_Goal_
Write out the listing exactly as it is given.

★ ★ ★ ★ ★

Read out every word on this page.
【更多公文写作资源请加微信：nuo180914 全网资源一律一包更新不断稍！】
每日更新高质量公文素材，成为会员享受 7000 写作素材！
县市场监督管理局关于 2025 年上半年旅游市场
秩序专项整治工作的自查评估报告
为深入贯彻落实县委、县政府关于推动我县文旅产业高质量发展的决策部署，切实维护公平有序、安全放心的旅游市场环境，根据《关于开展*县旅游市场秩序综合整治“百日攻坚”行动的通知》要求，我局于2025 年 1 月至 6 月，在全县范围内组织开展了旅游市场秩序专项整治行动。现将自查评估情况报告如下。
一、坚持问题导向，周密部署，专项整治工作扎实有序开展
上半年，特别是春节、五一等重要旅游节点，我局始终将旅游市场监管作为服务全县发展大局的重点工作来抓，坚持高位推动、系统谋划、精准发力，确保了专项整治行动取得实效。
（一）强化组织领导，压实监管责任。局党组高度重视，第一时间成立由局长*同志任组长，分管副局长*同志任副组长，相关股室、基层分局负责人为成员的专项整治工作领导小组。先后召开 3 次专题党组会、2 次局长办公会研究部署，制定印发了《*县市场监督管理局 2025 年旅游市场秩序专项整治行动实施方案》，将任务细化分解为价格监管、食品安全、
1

★ ★ ★ ★ ★

_Task result_
Read out every word on this page.
【更多公文写作资源请加微信：nuo180914 全网资源一律一包更新不断稍！】
每日更新高质量公文素材，成为会员享受 7000 写作素材！
县市场监督管理局关于 2025 年上半年旅游市场
秩序专项整治工作的自查评估报告
为深入贯彻落实县委、县政府关于推动我县文旅产业高质量发展的决策部署，切实维护公平有序、安全放心的旅游市场环境，根据《关于开展*县旅游市场秩序综合整治“百日攻坚”行动的通知》要求，我局于2025 年 1 月至 6 月，在全县范围内组织开展了旅游市场秩序专项整治行动。现将自查评估情况报告如下。
一、坚持问题导向，周密部署，专项整治工作扎实有序开展
上半年，特别是春节、五一等重要旅游节点，我局始终将旅游市场监管作为服务全县发展大局的重点工作来抓，坚持高位推动、系统谋划、精准发力，确保了专项整治行动取得实效。
（一）强化组织领导，压实监管责任。局党组高度重视，第一时间成立由局长*同志任组长，分管副局长*同志任副组长，相关股室、基层分局负责人为成员的专项整治工作领导小组。先后召开 3 次专题党组会、2 次局长办公会研究部署，制定印发了《*县市场监督管理局 2025 年旅游市场秩序专项整治行动实施方案》，将任务细化分解为价格监管、食品安全、
1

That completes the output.